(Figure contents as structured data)

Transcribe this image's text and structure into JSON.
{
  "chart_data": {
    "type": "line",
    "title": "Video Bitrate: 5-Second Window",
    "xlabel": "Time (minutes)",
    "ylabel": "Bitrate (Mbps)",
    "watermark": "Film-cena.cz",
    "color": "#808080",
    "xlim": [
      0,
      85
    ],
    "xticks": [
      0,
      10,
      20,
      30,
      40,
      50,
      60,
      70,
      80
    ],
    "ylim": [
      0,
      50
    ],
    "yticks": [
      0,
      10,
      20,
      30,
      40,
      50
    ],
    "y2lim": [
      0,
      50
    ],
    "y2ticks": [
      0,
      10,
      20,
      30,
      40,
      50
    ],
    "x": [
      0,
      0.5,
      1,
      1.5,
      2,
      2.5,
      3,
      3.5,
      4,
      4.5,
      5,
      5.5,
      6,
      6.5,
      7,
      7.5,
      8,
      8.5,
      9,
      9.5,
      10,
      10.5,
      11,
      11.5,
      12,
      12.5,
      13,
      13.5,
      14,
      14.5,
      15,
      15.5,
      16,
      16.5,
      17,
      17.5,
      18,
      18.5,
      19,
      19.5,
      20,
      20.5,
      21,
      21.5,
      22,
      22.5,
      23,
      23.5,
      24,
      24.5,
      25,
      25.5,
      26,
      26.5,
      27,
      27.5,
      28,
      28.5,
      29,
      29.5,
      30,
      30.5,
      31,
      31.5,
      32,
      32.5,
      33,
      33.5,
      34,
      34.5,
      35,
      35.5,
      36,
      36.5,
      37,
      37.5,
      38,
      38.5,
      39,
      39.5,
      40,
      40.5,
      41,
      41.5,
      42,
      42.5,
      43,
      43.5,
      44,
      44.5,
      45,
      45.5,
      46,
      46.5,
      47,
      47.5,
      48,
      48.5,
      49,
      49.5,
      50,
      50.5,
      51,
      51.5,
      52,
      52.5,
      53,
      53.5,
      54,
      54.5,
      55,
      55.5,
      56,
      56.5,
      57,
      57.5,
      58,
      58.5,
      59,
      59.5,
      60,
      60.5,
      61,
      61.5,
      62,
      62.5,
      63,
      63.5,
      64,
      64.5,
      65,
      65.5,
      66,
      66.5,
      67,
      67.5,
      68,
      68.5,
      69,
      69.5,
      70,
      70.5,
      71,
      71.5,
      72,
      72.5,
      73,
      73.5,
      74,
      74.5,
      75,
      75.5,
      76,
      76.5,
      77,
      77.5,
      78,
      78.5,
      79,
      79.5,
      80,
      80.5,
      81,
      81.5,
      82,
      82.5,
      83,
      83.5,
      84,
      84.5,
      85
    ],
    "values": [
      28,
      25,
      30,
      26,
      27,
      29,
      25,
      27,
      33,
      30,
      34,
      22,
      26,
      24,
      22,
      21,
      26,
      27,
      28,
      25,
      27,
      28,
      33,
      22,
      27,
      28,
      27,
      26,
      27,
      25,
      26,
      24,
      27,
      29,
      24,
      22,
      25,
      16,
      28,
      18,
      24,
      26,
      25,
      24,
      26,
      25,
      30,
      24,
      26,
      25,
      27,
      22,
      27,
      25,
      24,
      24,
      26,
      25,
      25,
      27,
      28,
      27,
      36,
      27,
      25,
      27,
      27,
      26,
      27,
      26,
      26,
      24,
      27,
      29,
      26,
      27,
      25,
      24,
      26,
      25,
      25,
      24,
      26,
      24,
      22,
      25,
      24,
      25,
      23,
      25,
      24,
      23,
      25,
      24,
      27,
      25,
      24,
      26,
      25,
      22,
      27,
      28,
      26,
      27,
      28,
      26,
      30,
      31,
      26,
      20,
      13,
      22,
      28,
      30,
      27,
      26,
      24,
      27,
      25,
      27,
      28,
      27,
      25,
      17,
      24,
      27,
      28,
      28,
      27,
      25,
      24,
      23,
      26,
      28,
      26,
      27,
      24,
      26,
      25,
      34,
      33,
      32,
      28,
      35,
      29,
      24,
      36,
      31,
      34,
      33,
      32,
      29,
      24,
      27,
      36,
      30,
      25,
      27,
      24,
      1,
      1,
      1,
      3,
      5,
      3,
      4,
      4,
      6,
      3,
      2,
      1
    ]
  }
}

What the exercise asks » Using the listing, copy every line where the word "Bitrate" shows up.

Reply to the exercise »
    "title": "Video Bitrate: 5-Second Window",
    "ylabel": "Bitrate (Mbps)",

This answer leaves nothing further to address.